— begin Exercise material —

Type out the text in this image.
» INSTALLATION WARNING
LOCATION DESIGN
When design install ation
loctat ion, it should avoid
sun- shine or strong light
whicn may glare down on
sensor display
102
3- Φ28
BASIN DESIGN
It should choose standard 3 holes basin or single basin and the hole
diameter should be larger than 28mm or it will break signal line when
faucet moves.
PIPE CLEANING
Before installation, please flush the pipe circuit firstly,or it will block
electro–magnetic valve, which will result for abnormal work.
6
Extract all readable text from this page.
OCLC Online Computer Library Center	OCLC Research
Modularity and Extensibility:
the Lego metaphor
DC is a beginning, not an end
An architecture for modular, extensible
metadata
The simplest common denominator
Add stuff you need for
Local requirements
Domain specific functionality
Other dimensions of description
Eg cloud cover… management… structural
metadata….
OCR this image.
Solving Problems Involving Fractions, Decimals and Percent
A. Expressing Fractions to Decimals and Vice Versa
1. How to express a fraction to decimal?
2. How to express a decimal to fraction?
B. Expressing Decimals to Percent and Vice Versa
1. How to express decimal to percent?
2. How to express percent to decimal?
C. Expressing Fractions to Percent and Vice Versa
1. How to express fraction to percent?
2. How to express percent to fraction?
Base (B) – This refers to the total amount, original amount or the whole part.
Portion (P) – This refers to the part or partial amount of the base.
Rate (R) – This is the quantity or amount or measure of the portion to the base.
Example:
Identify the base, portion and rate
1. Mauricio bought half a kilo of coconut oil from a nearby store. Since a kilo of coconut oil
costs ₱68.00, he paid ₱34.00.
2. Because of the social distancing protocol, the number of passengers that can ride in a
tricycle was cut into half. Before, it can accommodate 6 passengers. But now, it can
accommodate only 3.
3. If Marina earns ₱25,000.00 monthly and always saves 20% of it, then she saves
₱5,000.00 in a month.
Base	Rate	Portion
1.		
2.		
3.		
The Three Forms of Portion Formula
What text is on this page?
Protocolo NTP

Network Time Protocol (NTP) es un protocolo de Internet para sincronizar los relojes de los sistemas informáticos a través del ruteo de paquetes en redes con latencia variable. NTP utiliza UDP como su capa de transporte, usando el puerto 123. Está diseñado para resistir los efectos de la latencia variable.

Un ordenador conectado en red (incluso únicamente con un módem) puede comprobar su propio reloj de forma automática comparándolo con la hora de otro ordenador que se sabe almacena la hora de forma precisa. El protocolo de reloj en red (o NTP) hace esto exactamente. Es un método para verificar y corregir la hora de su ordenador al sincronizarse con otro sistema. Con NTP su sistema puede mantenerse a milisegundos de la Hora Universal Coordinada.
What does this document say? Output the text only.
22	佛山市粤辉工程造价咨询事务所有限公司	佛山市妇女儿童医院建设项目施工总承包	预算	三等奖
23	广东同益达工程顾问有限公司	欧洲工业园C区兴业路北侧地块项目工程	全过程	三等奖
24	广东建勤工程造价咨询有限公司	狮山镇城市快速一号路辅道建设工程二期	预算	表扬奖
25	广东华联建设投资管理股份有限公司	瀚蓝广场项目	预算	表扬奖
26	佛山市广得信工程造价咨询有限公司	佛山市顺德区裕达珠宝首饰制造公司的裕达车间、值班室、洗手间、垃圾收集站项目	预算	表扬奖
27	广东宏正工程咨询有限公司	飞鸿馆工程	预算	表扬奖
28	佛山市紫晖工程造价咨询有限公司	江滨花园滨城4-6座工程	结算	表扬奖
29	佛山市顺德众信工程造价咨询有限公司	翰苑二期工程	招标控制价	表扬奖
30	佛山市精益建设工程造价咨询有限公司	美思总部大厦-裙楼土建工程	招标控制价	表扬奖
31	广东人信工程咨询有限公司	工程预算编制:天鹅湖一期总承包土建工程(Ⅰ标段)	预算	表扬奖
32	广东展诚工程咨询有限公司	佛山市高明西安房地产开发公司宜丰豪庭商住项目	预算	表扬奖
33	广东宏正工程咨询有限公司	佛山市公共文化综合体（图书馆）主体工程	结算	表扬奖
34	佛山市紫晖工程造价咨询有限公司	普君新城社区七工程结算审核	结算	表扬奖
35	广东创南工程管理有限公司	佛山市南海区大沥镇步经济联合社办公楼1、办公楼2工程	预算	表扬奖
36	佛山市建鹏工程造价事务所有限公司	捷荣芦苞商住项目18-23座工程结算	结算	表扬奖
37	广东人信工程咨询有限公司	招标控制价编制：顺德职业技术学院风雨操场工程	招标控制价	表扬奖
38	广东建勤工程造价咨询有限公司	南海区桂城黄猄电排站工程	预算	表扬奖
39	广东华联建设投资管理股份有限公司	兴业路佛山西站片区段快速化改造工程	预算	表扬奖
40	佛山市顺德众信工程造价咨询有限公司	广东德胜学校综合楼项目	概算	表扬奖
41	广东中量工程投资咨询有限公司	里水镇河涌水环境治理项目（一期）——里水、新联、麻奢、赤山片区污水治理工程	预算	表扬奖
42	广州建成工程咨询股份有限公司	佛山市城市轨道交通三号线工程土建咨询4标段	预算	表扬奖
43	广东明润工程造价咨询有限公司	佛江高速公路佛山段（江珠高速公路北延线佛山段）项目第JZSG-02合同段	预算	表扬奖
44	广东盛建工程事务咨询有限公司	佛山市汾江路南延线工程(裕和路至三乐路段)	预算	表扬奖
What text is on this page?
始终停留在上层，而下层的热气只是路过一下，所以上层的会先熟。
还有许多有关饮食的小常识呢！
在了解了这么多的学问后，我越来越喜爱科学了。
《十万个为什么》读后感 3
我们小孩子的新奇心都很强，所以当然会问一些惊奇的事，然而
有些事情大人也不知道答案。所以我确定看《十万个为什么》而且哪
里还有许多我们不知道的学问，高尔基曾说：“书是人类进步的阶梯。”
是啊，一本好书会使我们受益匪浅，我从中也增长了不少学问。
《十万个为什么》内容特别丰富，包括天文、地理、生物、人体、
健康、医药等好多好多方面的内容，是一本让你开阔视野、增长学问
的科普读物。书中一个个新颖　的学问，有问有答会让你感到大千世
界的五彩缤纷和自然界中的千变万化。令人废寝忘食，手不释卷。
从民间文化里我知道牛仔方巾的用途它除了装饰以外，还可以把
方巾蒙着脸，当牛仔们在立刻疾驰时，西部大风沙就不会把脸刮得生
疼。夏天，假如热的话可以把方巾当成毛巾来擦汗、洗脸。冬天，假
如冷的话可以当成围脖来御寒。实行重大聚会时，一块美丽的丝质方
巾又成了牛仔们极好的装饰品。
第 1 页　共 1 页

— end Exercise material —

Instructions to follow —
Copy all the lines above that hold the string "passengers".

Finished answer —
2. Because of the social distancing protocol, the number of passengers that can ride in a
tricycle was cut into half. Before, it can accommodate 6 passengers. But now, it can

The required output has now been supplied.